═════ Material for this exercise

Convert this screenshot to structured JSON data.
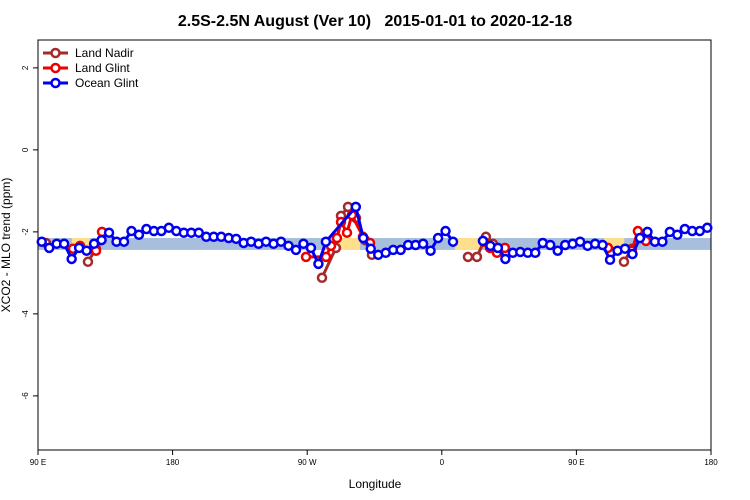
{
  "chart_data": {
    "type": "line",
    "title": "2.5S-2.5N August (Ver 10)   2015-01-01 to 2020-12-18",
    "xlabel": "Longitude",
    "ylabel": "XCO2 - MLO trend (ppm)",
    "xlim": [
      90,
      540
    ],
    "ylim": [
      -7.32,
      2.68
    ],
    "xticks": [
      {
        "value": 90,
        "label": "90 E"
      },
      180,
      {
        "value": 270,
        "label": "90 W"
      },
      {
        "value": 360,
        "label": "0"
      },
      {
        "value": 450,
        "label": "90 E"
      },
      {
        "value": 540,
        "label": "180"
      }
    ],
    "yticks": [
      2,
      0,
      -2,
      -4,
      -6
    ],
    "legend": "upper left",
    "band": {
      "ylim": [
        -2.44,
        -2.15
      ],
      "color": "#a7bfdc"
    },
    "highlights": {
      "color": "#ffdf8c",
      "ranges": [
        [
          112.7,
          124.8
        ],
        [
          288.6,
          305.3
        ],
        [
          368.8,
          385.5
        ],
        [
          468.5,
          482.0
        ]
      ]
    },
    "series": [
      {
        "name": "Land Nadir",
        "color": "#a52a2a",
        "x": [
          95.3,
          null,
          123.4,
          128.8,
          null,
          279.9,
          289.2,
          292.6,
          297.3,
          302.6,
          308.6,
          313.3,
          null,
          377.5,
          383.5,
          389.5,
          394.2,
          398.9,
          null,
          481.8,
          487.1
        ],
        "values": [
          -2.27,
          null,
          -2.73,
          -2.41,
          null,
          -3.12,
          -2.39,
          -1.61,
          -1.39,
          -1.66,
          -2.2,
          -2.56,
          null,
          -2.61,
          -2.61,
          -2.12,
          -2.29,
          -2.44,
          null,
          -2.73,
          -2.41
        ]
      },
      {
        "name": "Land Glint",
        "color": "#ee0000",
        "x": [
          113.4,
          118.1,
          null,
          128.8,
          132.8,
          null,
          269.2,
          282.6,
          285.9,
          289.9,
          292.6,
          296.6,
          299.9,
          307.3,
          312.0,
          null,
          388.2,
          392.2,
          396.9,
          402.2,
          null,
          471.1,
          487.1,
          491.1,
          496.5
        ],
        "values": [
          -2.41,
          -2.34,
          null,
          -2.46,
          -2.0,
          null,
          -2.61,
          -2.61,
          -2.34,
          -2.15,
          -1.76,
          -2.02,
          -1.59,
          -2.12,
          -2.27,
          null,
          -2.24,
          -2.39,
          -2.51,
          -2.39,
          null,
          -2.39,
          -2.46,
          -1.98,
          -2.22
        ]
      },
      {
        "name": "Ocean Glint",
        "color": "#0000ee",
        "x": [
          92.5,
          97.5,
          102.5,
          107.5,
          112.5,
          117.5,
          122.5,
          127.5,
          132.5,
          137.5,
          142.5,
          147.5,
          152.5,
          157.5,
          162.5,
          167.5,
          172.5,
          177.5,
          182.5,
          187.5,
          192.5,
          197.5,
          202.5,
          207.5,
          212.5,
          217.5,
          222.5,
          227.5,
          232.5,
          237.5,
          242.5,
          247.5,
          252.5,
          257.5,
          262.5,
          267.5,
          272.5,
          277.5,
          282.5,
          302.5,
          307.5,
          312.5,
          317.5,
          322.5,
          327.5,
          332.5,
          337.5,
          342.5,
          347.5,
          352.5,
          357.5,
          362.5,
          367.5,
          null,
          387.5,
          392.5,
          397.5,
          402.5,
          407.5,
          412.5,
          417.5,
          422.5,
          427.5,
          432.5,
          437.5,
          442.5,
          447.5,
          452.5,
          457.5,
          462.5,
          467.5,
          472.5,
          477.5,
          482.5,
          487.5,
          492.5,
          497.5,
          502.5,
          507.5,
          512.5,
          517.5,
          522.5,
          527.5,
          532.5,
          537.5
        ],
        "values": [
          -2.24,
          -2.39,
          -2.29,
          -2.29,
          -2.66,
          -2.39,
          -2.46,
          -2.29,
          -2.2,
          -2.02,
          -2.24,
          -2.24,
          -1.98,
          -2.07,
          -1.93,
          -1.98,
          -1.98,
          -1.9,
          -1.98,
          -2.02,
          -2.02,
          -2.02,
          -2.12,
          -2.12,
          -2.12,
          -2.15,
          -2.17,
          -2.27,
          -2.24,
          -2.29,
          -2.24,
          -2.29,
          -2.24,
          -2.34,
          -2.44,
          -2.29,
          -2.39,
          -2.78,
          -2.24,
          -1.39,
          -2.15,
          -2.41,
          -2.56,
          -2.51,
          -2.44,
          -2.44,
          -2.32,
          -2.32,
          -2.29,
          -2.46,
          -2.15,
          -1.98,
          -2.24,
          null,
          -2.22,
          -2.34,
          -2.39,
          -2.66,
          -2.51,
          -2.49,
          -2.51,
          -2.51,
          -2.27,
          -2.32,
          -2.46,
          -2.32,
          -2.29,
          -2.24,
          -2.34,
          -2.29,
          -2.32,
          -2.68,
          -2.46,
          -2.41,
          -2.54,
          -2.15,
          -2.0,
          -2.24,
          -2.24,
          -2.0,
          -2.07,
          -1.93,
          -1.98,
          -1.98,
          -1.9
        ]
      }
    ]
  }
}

══════════

Task description: Supply the count of lines in the entries that contain the word "color", and nothing besides.

Solution to this exercise: 5